▶ **What to work on**: Find all lines in the records that include the word "toolbar", and copy them out.

▶ **Data provided**:
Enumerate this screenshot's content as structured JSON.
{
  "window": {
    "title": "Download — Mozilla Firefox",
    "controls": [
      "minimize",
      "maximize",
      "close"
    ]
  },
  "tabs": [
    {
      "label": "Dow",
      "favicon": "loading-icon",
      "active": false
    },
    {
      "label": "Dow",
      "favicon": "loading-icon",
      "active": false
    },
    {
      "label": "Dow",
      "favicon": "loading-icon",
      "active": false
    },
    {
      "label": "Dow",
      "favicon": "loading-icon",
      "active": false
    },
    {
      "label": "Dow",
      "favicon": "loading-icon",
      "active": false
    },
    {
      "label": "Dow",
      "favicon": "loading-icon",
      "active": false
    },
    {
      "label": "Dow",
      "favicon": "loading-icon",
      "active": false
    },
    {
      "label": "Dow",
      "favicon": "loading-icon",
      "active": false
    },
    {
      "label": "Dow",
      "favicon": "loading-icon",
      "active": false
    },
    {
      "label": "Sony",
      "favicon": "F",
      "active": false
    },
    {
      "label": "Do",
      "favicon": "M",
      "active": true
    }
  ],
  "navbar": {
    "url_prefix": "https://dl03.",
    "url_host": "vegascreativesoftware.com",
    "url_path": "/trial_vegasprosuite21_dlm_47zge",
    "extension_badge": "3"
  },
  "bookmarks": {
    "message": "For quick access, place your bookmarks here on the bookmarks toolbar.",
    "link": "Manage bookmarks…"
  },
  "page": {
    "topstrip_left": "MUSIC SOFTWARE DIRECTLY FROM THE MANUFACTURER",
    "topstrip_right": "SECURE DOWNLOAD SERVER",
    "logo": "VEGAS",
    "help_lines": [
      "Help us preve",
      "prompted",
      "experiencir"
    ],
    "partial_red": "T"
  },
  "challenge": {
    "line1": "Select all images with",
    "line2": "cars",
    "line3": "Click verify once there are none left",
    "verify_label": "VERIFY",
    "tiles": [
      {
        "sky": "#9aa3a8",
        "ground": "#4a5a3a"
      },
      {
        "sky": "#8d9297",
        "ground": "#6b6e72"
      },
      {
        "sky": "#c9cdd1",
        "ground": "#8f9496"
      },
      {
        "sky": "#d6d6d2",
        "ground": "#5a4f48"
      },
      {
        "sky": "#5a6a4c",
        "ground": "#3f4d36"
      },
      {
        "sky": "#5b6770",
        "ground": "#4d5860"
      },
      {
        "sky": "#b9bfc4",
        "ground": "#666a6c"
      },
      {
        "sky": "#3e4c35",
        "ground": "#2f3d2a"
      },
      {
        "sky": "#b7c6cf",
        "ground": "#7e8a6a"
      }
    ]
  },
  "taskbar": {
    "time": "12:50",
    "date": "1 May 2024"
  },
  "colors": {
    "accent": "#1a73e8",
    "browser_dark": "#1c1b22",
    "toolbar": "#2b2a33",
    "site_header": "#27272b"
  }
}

▶ **Result of the task**:
    "message": "For quick access, place your bookmarks here on the bookmarks toolbar.",
    "toolbar": "#2b2a33",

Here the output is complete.